Element box records
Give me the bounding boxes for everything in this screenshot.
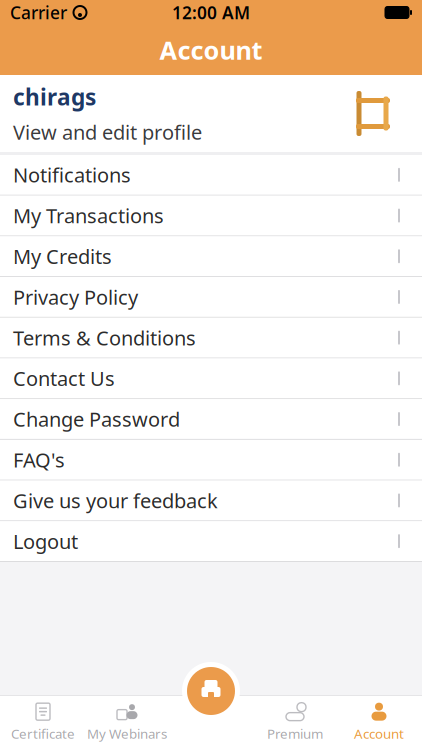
button[interactable]: Account	[337, 695, 421, 750]
staticText: Terms & Conditions	[13, 324, 196, 351]
staticText: Contact Us	[13, 365, 115, 392]
staticText: Certificate	[11, 725, 75, 742]
staticText: Change Password	[13, 406, 180, 432]
staticText: Logout	[13, 528, 78, 554]
staticText: Notifications	[13, 162, 131, 188]
button[interactable]: Notifications	[0, 155, 422, 195]
button[interactable]: Change Password	[0, 399, 422, 439]
staticText: View and edit profile	[13, 119, 202, 145]
button[interactable]: Give us your feedback	[0, 481, 422, 520]
button[interactable]: My Webinars	[85, 695, 169, 750]
button[interactable]: Premium	[253, 695, 337, 750]
staticText: My Webinars	[87, 725, 167, 742]
staticText: Carrier	[10, 1, 67, 24]
button[interactable]: FAQ's	[0, 440, 422, 480]
button[interactable]: Certificate	[1, 695, 85, 750]
staticText: My Transactions	[13, 202, 164, 229]
staticText: Account	[160, 33, 262, 67]
button[interactable]: chirags	[0, 75, 422, 152]
button[interactable]: Terms & Conditions	[0, 318, 422, 358]
staticText: 12:00 AM	[172, 1, 250, 24]
staticText: Account	[354, 725, 404, 742]
staticText: FAQ's	[13, 446, 65, 473]
button[interactable]: Privacy Policy	[0, 277, 422, 317]
button[interactable]: My Credits	[0, 236, 422, 276]
staticText: chirags	[13, 82, 96, 112]
staticText: Privacy Policy	[13, 284, 138, 310]
button[interactable]: Contact Us	[0, 358, 422, 398]
staticText: Premium	[267, 725, 323, 742]
button[interactable]: My Transactions	[0, 196, 422, 235]
staticText: My Credits	[13, 243, 112, 270]
staticText: Give us your feedback	[13, 487, 218, 514]
staticText	[67, 0, 73, 28]
button[interactable]: Home	[181, 661, 241, 721]
button[interactable]: Logout	[0, 521, 422, 561]
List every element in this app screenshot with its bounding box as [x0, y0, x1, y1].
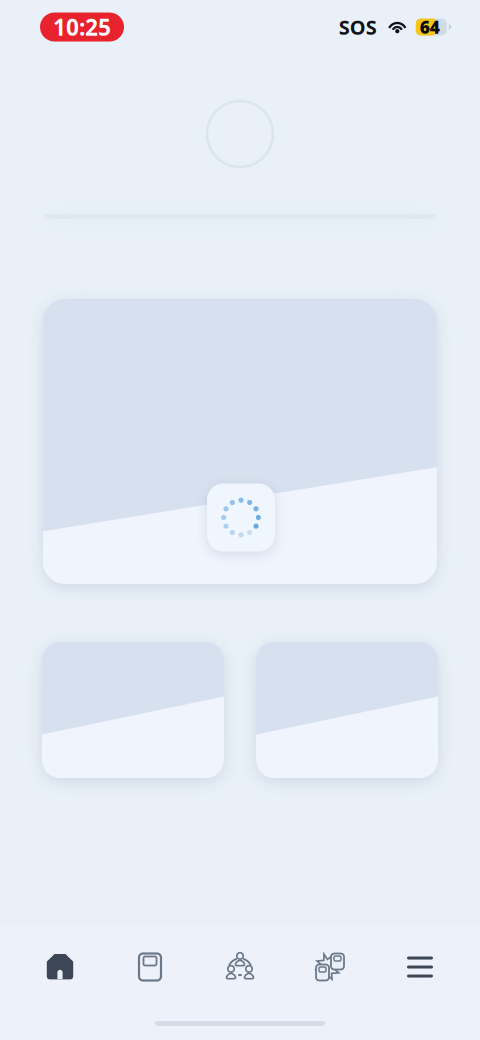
staticText: 64 [420, 16, 440, 38]
button[interactable]: Library [105, 946, 195, 988]
staticText: 10:25 [53, 12, 111, 42]
button[interactable]: Menu [375, 946, 465, 988]
button[interactable]: Community [195, 946, 285, 988]
button[interactable]: Home [15, 946, 105, 988]
button[interactable]: Messages [285, 946, 375, 988]
staticText: SOS [339, 14, 377, 40]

_What is needed_. Reproduce all of the records above, substituting "text" for every occurrence of "staticText" and leaving everything else unchanged. Omit the pictures from your answer.

_Full solution_.
Give me the bounding boxes for everything in this screenshot.
button[interactable]: Account	[337, 695, 421, 750]
text: Terms & Conditions	[13, 324, 196, 351]
text: Contact Us	[13, 365, 115, 392]
text: Certificate	[11, 725, 75, 742]
text: Change Password	[13, 406, 180, 432]
text: Logout	[13, 528, 78, 554]
text: Notifications	[13, 162, 131, 188]
button[interactable]: Notifications	[0, 155, 422, 195]
button[interactable]: Change Password	[0, 399, 422, 439]
text: View and edit profile	[13, 119, 202, 145]
button[interactable]: Give us your feedback	[0, 481, 422, 520]
button[interactable]: My Webinars	[85, 695, 169, 750]
button[interactable]: Premium	[253, 695, 337, 750]
text: My Webinars	[87, 725, 167, 742]
text: Carrier	[10, 1, 67, 24]
button[interactable]: FAQ's	[0, 440, 422, 480]
button[interactable]: Certificate	[1, 695, 85, 750]
text: My Transactions	[13, 202, 164, 229]
text: Account	[160, 33, 262, 67]
button[interactable]: chirags	[0, 75, 422, 152]
button[interactable]: Terms & Conditions	[0, 318, 422, 358]
text: 12:00 AM	[172, 1, 250, 24]
text: Account	[354, 725, 404, 742]
text: FAQ's	[13, 446, 65, 473]
button[interactable]: Privacy Policy	[0, 277, 422, 317]
button[interactable]: My Credits	[0, 236, 422, 276]
text: chirags	[13, 82, 96, 112]
text: Privacy Policy	[13, 284, 138, 310]
button[interactable]: Contact Us	[0, 358, 422, 398]
text: Premium	[267, 725, 323, 742]
button[interactable]: My Transactions	[0, 196, 422, 235]
text: My Credits	[13, 243, 112, 270]
text: Give us your feedback	[13, 487, 218, 514]
text	[67, 0, 73, 28]
button[interactable]: Home	[181, 661, 241, 721]
button[interactable]: Logout	[0, 521, 422, 561]
List every element in this app screenshot with its bounding box as [x0, y0, x1, y1].
text: 64 [420, 16, 440, 38]
button[interactable]: Library [105, 946, 195, 988]
text: 10:25 [53, 12, 111, 42]
button[interactable]: Menu [375, 946, 465, 988]
button[interactable]: Community [195, 946, 285, 988]
button[interactable]: Home [15, 946, 105, 988]
button[interactable]: Messages [285, 946, 375, 988]
text: SOS [339, 14, 377, 40]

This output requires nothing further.